Aim of the exercise: Output every entry exactly as given.
[BEGIN Records]
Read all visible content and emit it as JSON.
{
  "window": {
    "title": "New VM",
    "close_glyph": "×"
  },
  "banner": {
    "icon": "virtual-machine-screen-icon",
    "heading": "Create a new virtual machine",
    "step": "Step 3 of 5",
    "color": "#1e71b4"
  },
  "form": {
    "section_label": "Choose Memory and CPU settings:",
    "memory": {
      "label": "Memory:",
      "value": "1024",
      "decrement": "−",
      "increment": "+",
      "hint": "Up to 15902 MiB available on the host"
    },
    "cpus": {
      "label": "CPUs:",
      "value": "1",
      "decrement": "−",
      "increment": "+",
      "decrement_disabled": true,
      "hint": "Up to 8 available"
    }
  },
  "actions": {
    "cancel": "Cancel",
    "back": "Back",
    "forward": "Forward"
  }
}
[END Records]
Right answer:
Read all visible content and emit it as JSON.
{
  "window": {
    "title": "New VM",
    "close_glyph": "×"
  },
  "banner": {
    "icon": "virtual-machine-screen-icon",
    "heading": "Create a new virtual machine",
    "step": "Step 3 of 5",
    "color": "#1e71b4"
  },
  "form": {
    "section_label": "Choose Memory and CPU settings:",
    "memory": {
      "label": "Memory:",
      "value": "1024",
      "decrement": "−",
      "increment": "+",
      "hint": "Up to 15902 MiB available on the host"
    },
    "cpus": {
      "label": "CPUs:",
      "value": "1",
      "decrement": "−",
      "increment": "+",
      "decrement_disabled": true,
      "hint": "Up to 8 available"
    }
  },
  "actions": {
    "cancel": "Cancel",
    "back": "Back",
    "forward": "Forward"
  }
}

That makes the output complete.